- WRITTEN REQUEST
Starting with the line that contains "Read all visible content and emit it as JSON.", write out each line through the end of the listing, unchanged. Output nothing else.

* * * * * * *

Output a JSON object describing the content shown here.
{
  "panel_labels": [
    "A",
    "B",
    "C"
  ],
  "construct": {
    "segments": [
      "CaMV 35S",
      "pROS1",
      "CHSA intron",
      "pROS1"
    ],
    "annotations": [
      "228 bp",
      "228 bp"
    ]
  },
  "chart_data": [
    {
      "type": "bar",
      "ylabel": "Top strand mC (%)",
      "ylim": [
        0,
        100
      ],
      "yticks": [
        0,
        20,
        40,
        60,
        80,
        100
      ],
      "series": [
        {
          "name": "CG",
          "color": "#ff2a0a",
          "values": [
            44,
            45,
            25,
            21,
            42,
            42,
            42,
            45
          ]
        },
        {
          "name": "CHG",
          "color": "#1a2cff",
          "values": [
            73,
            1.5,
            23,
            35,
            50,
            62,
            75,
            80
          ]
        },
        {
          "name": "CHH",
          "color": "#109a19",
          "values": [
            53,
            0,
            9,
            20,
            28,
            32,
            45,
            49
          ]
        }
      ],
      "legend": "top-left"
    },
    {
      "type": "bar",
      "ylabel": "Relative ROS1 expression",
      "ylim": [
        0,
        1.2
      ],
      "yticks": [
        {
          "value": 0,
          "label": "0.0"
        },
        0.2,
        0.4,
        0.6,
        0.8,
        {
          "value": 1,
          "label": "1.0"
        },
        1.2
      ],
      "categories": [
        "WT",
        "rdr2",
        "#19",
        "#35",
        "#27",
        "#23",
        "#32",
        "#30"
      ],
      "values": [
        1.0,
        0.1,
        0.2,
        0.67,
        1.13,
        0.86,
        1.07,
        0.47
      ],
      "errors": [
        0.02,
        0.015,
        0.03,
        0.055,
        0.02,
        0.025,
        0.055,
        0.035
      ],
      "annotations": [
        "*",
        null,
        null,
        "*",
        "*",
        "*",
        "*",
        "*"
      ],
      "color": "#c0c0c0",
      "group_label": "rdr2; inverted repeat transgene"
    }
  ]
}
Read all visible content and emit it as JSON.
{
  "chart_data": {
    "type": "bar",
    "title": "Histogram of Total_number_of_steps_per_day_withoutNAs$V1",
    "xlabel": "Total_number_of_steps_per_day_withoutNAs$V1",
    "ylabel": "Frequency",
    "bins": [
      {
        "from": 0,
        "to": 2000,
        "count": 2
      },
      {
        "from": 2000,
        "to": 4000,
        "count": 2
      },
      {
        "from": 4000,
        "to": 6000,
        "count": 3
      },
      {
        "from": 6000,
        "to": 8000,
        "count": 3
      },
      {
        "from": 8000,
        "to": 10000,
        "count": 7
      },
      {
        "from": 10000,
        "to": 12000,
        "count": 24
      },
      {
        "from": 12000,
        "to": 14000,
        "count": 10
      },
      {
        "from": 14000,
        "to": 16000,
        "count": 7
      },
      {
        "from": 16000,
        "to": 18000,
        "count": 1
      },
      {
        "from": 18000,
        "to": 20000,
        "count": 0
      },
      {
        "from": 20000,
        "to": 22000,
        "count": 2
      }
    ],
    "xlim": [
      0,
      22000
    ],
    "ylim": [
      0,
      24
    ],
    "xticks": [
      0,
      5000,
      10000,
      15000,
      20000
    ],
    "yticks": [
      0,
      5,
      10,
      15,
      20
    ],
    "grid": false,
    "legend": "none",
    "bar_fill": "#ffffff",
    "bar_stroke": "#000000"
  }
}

* * * * * * *

- SOLUTION TO THE EXERCISE
Read all visible content and emit it as JSON.
{
  "chart_data": {
    "type": "bar",
    "title": "Histogram of Total_number_of_steps_per_day_withoutNAs$V1",
    "xlabel": "Total_number_of_steps_per_day_withoutNAs$V1",
    "ylabel": "Frequency",
    "bins": [
      {
        "from": 0,
        "to": 2000,
        "count": 2
      },
      {
        "from": 2000,
        "to": 4000,
        "count": 2
      },
      {
        "from": 4000,
        "to": 6000,
        "count": 3
      },
      {
        "from": 6000,
        "to": 8000,
        "count": 3
      },
      {
        "from": 8000,
        "to": 10000,
        "count": 7
      },
      {
        "from": 10000,
        "to": 12000,
        "count": 24
      },
      {
        "from": 12000,
        "to": 14000,
        "count": 10
      },
      {
        "from": 14000,
        "to": 16000,
        "count": 7
      },
      {
        "from": 16000,
        "to": 18000,
        "count": 1
      },
      {
        "from": 18000,
        "to": 20000,
        "count": 0
      },
      {
        "from": 20000,
        "to": 22000,
        "count": 2
      }
    ],
    "xlim": [
      0,
      22000
    ],
    "ylim": [
      0,
      24
    ],
    "xticks": [
      0,
      5000,
      10000,
      15000,
      20000
    ],
    "yticks": [
      0,
      5,
      10,
      15,
      20
    ],
    "grid": false,
    "legend": "none",
    "bar_fill": "#ffffff",
    "bar_stroke": "#000000"
  }
}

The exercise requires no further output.